Chart and figure data:
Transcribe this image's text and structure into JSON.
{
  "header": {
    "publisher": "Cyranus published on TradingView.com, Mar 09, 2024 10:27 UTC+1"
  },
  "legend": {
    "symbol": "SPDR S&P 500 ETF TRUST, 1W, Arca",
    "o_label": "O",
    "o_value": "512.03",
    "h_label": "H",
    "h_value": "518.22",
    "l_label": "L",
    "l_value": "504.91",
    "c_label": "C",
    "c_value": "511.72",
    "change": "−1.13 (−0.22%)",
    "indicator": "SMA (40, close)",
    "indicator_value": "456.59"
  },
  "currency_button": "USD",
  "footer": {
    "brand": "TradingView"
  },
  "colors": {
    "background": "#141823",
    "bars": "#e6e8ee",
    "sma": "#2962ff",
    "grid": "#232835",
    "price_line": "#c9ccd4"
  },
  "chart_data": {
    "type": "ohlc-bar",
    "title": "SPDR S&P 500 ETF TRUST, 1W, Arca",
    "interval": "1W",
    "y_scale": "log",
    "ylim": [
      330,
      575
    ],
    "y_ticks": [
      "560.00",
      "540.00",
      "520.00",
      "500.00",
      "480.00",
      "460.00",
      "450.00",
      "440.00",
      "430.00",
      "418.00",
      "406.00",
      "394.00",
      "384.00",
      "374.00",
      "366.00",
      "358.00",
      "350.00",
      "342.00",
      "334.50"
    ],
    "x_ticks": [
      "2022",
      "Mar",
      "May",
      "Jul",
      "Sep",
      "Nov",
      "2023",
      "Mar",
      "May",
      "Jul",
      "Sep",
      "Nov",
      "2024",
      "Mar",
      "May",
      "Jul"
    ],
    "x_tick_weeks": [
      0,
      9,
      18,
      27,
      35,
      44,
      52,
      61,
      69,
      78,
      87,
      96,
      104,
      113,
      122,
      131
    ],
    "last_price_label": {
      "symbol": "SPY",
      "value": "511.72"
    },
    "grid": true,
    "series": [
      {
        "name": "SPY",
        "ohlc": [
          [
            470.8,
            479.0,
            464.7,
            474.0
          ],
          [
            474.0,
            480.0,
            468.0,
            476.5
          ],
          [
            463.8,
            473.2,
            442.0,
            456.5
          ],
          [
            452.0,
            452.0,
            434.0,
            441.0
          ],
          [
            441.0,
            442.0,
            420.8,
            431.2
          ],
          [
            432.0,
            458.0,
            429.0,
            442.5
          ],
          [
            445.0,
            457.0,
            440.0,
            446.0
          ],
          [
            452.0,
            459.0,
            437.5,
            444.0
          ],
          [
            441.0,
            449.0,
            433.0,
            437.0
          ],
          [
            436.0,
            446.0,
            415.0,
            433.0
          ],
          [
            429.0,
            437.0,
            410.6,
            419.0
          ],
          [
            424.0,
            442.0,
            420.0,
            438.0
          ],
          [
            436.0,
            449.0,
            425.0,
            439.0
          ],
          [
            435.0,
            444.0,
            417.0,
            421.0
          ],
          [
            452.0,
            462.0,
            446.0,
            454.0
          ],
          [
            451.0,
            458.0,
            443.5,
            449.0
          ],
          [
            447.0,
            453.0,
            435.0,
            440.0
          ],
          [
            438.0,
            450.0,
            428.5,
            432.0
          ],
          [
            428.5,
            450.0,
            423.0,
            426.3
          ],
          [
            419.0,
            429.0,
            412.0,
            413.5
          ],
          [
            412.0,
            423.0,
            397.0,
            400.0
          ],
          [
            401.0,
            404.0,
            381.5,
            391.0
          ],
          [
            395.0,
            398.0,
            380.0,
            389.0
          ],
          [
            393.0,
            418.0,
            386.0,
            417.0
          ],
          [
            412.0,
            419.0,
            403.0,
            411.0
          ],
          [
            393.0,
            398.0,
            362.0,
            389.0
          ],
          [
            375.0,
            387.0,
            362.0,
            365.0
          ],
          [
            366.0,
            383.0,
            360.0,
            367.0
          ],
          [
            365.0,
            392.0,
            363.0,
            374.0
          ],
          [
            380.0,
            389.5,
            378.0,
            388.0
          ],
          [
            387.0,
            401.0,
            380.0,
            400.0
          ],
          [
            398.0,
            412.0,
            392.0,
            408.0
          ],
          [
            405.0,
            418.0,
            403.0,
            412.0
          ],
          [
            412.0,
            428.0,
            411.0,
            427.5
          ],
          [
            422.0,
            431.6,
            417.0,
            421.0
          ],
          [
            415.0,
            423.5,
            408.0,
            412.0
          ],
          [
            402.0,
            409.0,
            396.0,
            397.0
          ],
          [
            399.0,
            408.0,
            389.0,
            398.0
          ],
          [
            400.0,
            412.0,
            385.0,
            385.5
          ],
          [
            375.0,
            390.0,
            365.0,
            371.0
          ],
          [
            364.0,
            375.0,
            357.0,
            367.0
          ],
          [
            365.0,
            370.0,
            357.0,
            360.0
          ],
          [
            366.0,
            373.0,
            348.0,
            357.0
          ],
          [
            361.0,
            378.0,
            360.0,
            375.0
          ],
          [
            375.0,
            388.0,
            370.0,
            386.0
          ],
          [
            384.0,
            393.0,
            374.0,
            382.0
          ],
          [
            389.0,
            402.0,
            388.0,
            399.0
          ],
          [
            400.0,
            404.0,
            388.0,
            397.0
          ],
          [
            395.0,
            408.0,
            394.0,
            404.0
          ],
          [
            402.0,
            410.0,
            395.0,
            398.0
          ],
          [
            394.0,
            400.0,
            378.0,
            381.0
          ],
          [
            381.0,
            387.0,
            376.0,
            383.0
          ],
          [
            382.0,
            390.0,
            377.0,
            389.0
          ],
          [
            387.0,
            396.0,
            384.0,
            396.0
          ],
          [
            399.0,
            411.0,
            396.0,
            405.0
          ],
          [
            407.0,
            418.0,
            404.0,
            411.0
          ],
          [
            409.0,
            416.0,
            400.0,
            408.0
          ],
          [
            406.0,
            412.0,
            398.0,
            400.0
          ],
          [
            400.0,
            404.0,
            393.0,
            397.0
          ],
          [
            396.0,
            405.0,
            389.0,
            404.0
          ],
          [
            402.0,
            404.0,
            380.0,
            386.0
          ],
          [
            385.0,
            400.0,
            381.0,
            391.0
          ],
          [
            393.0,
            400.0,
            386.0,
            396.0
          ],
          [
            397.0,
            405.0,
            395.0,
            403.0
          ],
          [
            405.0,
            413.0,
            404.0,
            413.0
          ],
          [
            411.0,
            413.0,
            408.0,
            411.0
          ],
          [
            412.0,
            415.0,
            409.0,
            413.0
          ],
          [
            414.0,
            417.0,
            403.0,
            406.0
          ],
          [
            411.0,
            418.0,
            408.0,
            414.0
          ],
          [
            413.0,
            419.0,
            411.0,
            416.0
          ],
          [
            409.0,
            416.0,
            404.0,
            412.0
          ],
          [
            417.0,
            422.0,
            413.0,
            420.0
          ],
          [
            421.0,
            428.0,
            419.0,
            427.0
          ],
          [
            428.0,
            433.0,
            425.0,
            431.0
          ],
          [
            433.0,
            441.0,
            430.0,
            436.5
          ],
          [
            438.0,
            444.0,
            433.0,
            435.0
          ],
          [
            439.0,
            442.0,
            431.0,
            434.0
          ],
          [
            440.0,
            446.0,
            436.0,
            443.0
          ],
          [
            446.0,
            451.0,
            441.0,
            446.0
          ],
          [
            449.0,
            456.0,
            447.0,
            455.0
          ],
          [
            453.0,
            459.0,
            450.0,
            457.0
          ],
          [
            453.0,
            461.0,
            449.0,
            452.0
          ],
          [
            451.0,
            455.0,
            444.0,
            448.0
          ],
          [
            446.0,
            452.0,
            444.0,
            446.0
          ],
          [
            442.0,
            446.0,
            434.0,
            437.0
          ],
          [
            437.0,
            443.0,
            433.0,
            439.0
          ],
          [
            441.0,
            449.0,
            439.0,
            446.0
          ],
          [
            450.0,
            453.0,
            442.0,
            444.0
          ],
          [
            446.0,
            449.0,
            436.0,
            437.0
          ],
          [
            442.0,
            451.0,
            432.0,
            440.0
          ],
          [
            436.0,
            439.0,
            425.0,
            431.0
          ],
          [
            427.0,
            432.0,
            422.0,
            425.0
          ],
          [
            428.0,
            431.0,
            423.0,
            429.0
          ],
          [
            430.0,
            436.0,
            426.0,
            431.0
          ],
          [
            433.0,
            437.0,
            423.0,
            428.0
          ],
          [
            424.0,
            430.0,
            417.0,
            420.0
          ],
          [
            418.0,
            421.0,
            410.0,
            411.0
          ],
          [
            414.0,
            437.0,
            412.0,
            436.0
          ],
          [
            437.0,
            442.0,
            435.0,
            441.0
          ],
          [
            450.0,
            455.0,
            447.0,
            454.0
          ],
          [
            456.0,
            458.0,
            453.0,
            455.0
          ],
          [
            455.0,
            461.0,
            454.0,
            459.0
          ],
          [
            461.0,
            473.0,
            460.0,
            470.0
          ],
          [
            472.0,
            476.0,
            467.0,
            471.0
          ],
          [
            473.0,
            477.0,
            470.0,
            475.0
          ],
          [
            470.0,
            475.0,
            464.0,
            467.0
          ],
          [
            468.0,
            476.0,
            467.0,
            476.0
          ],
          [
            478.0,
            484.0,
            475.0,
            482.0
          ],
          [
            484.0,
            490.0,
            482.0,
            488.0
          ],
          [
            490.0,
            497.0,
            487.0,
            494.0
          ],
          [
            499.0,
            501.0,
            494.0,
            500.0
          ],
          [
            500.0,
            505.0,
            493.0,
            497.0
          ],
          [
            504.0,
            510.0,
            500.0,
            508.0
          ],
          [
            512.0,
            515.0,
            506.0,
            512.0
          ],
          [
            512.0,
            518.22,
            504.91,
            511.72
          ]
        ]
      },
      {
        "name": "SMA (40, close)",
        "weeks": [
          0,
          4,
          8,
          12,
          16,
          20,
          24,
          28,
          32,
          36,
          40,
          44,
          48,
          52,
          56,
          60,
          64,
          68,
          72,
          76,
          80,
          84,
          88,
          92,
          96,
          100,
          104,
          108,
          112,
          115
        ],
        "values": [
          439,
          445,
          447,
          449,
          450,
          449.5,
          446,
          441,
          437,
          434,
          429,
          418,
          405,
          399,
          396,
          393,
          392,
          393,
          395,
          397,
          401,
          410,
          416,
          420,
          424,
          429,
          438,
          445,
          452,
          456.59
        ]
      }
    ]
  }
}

Problem details ->
Select all lines in the listing above where the word "TRUST" appears, and show them.

Task solution ->
    "symbol": "SPDR S&P 500 ETF TRUST, 1W, Arca",
    "title": "SPDR S&P 500 ETF TRUST, 1W, Arca",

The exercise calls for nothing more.